Pick out each line with the word "this" from the material that follows.

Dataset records

------

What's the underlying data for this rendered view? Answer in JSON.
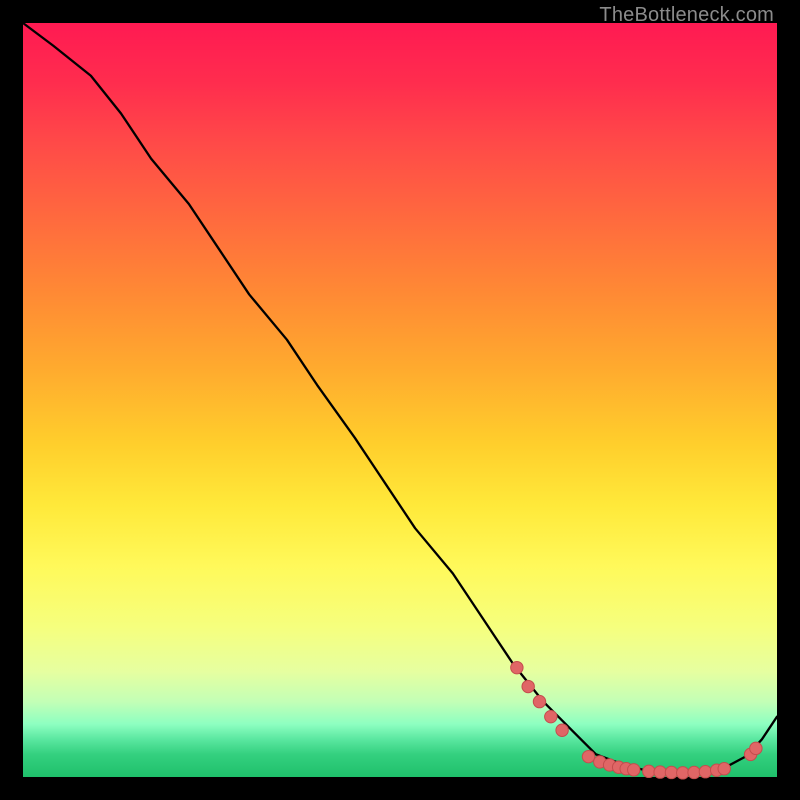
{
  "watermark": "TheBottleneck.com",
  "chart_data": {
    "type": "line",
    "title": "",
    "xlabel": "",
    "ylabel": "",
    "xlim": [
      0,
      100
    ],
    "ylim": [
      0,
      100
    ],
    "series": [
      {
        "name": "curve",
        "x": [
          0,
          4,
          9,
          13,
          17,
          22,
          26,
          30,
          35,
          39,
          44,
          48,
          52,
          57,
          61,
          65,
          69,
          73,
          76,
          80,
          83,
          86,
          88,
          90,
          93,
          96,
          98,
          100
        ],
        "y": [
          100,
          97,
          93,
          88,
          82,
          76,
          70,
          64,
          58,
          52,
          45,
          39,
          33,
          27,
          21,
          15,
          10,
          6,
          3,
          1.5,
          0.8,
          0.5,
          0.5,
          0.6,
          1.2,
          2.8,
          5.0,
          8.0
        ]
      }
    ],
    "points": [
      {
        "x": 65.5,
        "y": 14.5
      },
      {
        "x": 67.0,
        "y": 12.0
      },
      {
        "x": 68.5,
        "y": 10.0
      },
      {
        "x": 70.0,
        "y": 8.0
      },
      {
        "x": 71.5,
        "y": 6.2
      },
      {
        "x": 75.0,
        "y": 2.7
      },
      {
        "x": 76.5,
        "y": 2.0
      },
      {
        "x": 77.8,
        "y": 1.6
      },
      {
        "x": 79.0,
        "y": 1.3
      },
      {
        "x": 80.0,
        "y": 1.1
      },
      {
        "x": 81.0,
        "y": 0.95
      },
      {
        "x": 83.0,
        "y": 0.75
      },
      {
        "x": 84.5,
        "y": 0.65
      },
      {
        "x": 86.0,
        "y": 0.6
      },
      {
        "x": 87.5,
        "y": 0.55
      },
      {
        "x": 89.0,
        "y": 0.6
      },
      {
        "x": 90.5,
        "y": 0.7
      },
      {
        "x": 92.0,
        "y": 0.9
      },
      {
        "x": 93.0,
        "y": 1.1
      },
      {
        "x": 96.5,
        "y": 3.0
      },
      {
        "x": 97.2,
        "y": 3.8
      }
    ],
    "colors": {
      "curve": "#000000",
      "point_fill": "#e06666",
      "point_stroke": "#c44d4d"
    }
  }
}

------

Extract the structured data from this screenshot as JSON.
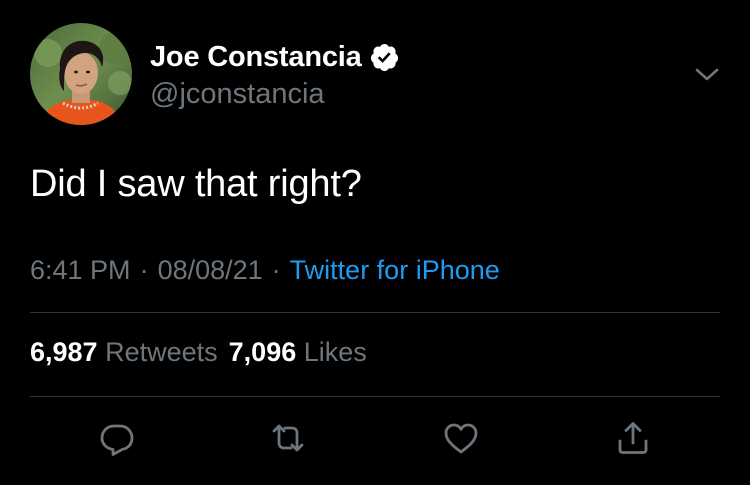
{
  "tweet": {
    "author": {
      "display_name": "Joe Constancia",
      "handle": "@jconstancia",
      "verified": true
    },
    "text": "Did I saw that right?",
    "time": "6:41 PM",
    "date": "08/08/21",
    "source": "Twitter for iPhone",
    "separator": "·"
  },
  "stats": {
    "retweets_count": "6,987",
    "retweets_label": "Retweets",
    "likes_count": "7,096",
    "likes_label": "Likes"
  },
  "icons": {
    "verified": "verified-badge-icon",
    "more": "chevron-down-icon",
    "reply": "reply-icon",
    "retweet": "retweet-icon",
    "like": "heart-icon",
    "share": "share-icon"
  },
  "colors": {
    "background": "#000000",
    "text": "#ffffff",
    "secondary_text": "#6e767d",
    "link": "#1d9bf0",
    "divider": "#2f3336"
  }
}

------

> [Solution to the problem]
What's the underlying data for this rendered view? Answer in JSON.
Extract the structured data from this screenshot as JSON.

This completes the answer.